• Exercise:
Return all of the entries word for word, but omit the pictures they contain.

• The records:
◆ ◆ ◆ ◆ ◆ ◆ ◆
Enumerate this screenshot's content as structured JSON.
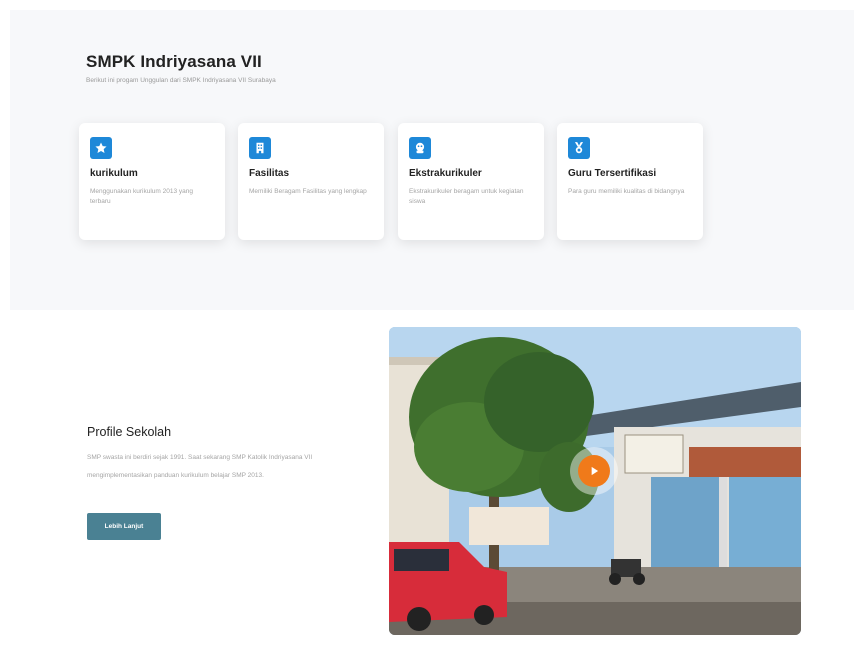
{
  "hero": {
    "title": "SMPK Indriyasana VII",
    "subtitle": "Berikut ini progam Unggulan dari SMPK Indriyasana VII Surabaya"
  },
  "features": [
    {
      "icon": "star-icon",
      "title": "kurikulum",
      "description": "Menggunakan kurikulum 2013 yang terbaru"
    },
    {
      "icon": "building-icon",
      "title": "Fasilitas",
      "description": "Memiliki Beragam Fasilitas yang lengkap"
    },
    {
      "icon": "activity-icon",
      "title": "Ekstrakurikuler",
      "description": "Ekstrakurikuler beragam untuk kegiatan siswa"
    },
    {
      "icon": "medal-icon",
      "title": "Guru Tersertifikasi",
      "description": "Para guru memiliki kualitas di bidangnya"
    }
  ],
  "profile": {
    "title": "Profile Sekolah",
    "description": "SMP swasta ini berdiri sejak 1991. Saat sekarang SMP Katolik Indriyasana VII mengimplementasikan panduan kurikulum belajar SMP 2013.",
    "button_label": "Lebih Lanjut"
  },
  "video": {
    "play_icon": "play-icon"
  },
  "colors": {
    "accent": "#1e88d8",
    "button": "#4a8193",
    "play": "#f07a1a",
    "hero_bg": "#f7f8fa"
  }
}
◆ ◆ ◆ ◆ ◆ ◆ ◆
• Expected answer:
Enumerate this screenshot's content as structured JSON.
{
  "hero": {
    "title": "SMPK Indriyasana VII",
    "subtitle": "Berikut ini progam Unggulan dari SMPK Indriyasana VII Surabaya"
  },
  "features": [
    {
      "icon": "star-icon",
      "title": "kurikulum",
      "description": "Menggunakan kurikulum 2013 yang terbaru"
    },
    {
      "icon": "building-icon",
      "title": "Fasilitas",
      "description": "Memiliki Beragam Fasilitas yang lengkap"
    },
    {
      "icon": "activity-icon",
      "title": "Ekstrakurikuler",
      "description": "Ekstrakurikuler beragam untuk kegiatan siswa"
    },
    {
      "icon": "medal-icon",
      "title": "Guru Tersertifikasi",
      "description": "Para guru memiliki kualitas di bidangnya"
    }
  ],
  "profile": {
    "title": "Profile Sekolah",
    "description": "SMP swasta ini berdiri sejak 1991. Saat sekarang SMP Katolik Indriyasana VII mengimplementasikan panduan kurikulum belajar SMP 2013.",
    "button_label": "Lebih Lanjut"
  },
  "video": {
    "play_icon": "play-icon"
  },
  "colors": {
    "accent": "#1e88d8",
    "button": "#4a8193",
    "play": "#f07a1a",
    "hero_bg": "#f7f8fa"
  }
}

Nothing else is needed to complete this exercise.